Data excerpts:

-- START --

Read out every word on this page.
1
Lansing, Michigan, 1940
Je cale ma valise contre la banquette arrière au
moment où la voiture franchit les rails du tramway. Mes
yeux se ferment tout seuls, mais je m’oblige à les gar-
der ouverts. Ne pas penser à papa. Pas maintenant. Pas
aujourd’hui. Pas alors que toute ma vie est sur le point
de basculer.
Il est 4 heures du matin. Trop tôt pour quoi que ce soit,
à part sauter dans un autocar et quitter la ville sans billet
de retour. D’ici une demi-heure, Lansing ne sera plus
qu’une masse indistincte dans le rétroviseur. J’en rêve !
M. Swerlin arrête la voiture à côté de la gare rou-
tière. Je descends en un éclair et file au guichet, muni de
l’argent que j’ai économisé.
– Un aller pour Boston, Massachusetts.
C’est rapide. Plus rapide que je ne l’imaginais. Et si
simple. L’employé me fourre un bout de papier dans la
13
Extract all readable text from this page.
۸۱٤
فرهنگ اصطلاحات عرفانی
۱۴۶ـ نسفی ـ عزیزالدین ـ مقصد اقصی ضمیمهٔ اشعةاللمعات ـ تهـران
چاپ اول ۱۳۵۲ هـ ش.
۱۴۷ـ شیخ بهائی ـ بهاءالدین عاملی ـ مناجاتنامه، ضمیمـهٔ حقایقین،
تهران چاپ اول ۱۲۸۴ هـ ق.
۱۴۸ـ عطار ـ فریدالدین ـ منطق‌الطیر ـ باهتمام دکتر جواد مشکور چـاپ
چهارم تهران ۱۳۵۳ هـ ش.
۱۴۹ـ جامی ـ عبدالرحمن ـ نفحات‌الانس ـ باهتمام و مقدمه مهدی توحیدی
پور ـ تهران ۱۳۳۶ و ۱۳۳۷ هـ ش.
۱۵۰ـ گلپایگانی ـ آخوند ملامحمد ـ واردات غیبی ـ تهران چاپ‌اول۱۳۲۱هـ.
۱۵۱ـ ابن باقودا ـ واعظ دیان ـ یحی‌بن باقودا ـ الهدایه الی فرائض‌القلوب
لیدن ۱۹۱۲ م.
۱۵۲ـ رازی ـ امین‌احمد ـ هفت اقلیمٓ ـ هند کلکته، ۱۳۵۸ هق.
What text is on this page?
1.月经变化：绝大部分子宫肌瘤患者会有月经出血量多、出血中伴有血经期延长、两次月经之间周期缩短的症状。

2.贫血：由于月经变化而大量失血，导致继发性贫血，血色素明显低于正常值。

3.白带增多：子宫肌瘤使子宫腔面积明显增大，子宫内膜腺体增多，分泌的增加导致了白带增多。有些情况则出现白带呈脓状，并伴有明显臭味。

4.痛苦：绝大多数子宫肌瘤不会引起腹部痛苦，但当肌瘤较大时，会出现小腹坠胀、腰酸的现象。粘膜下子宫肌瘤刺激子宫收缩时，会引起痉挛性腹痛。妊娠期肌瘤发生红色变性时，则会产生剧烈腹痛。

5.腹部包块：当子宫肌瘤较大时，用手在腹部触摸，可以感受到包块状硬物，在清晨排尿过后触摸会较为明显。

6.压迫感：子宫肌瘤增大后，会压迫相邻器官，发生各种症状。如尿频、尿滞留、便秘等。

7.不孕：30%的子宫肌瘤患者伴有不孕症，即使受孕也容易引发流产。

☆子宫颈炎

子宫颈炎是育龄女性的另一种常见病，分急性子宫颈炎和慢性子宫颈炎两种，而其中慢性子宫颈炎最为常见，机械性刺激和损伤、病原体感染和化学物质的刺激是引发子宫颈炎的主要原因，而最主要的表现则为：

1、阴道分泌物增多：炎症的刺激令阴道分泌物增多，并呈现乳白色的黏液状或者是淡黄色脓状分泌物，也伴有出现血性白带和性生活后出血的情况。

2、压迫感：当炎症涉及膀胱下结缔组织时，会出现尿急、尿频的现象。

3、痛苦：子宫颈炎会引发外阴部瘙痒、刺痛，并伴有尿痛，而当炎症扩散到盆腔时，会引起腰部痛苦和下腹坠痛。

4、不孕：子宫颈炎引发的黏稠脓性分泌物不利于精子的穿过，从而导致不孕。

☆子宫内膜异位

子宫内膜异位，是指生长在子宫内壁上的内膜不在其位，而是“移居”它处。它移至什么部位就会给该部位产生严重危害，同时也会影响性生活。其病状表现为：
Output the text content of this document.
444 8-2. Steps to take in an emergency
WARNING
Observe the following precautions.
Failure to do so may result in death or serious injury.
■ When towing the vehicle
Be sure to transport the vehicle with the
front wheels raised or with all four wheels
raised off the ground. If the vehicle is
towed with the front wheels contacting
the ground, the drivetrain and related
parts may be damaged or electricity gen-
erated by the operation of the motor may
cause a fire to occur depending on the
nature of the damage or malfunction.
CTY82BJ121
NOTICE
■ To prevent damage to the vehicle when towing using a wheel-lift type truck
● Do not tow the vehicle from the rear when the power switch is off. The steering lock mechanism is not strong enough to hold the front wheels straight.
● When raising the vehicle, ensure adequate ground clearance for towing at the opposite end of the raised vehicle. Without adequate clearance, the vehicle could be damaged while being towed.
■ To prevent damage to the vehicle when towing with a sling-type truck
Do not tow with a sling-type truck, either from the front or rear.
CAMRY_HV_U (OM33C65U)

-- END --

> **TASK REQUIREMENTS**:
In the material above, find the lines that contain "text" and show them.

> **CORRECT ANSWER**:
Extract all readable text from this page.
What text is on this page?
Output the text content of this document.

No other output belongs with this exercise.